Problem statement = From the line containing "What does this" to the last line of the data below, copy everything exactly and nothing else; pictures stay out.

Data in this exercise =
* * * * * * *
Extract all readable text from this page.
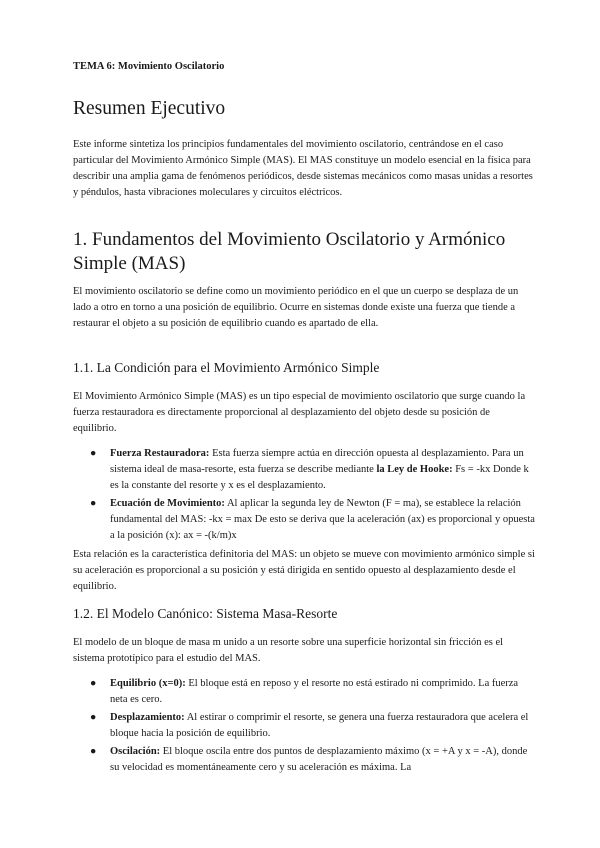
TEMA 6: Movimiento Oscilatorio
Resumen Ejecutivo

Este informe sintetiza los principios fundamentales del movimiento oscilatorio, centrándose en el caso particular del Movimiento Armónico Simple (MAS). El MAS constituye un modelo esencial en la física para describir una amplia gama de fenómenos periódicos, desde sistemas mecánicos como masas unidas a resortes y péndulos, hasta vibraciones moleculares y circuitos eléctricos.

1. Fundamentos del Movimiento Oscilatorio y Armónico Simple (MAS)

El movimiento oscilatorio se define como un movimiento periódico en el que un cuerpo se desplaza de un lado a otro en torno a una posición de equilibrio. Ocurre en sistemas donde existe una fuerza que tiende a restaurar el objeto a su posición de equilibrio cuando es apartado de ella.

1.1. La Condición para el Movimiento Armónico Simple

El Movimiento Armónico Simple (MAS) es un tipo especial de movimiento oscilatorio que surge cuando la fuerza restauradora es directamente proporcional al desplazamiento del objeto desde su posición de equilibrio.

● Fuerza Restauradora: Esta fuerza siempre actúa en dirección opuesta al desplazamiento. Para un sistema ideal de masa-resorte, esta fuerza se describe mediante la Ley de Hooke: Fs = -kx Donde k es la constante del resorte y x es el desplazamiento.
● Ecuación de Movimiento: Al aplicar la segunda ley de Newton (F = ma), se establece la relación fundamental del MAS: -kx = max De esto se deriva que la aceleración (ax) es proporcional y opuesta a la posición (x): ax = -(k/m)x

Esta relación es la característica definitoria del MAS: un objeto se mueve con movimiento armónico simple si su aceleración es proporcional a su posición y está dirigida en sentido opuesto al desplazamiento desde el equilibrio.

1.2. El Modelo Canónico: Sistema Masa-Resorte

El modelo de un bloque de masa m unido a un resorte sobre una superficie horizontal sin fricción es el sistema prototípico para el estudio del MAS.

● Equilibrio (x=0): El bloque está en reposo y el resorte no está estirado ni comprimido. La fuerza neta es cero.
● Desplazamiento: Al estirar o comprimir el resorte, se genera una fuerza restauradora que acelera el bloque hacia la posición de equilibrio.
● Oscilación: El bloque oscila entre dos puntos de desplazamiento máximo (x = +A y x = -A), donde su velocidad es momentáneamente cero y su aceleración es máxima. La
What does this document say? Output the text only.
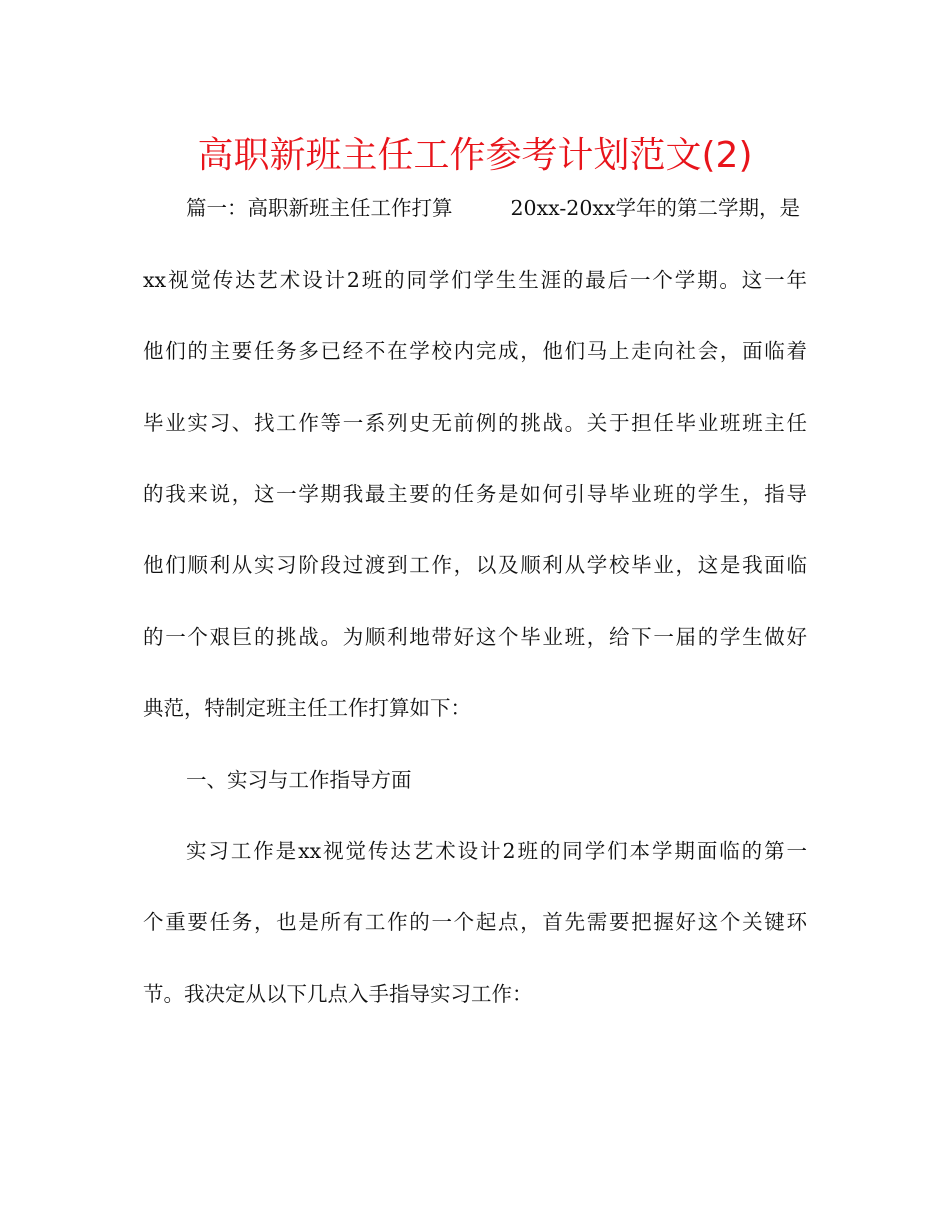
高职新班主任工作参考计划范文(2)
篇一：高职新班主任工作打算	20xx-20xx学年的第二学期，是
xx视觉传达艺术设计2班的同学们学生生涯的最后一个学期。这一年
他们的主要任务多已经不在学校内完成，他们马上走向社会，面临着
毕业实习、找工作等一系列史无前例的挑战。关于担任毕业班班主任
的我来说，这一学期我最主要的任务是如何引导毕业班的学生，指导
他们顺利从实习阶段过渡到工作，以及顺利从学校毕业，这是我面临
的一个艰巨的挑战。为顺利地带好这个毕业班，给下一届的学生做好
典范，特制定班主任工作打算如下：
一、实习与工作指导方面
实习工作是xx视觉传达艺术设计2班的同学们本学期面临的第一
个重要任务，也是所有工作的一个起点，首先需要把握好这个关键环
节。我决定从以下几点入手指导实习工作：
* * * * * * *
Exercise response =
What does this document say? Output the text only.
高职新班主任工作参考计划范文(2)
篇一：高职新班主任工作打算	20xx-20xx学年的第二学期，是
xx视觉传达艺术设计2班的同学们学生生涯的最后一个学期。这一年
他们的主要任务多已经不在学校内完成，他们马上走向社会，面临着
毕业实习、找工作等一系列史无前例的挑战。关于担任毕业班班主任
的我来说，这一学期我最主要的任务是如何引导毕业班的学生，指导
他们顺利从实习阶段过渡到工作，以及顺利从学校毕业，这是我面临
的一个艰巨的挑战。为顺利地带好这个毕业班，给下一届的学生做好
典范，特制定班主任工作打算如下：
一、实习与工作指导方面
实习工作是xx视觉传达艺术设计2班的同学们本学期面临的第一
个重要任务，也是所有工作的一个起点，首先需要把握好这个关键环
节。我决定从以下几点入手指导实习工作：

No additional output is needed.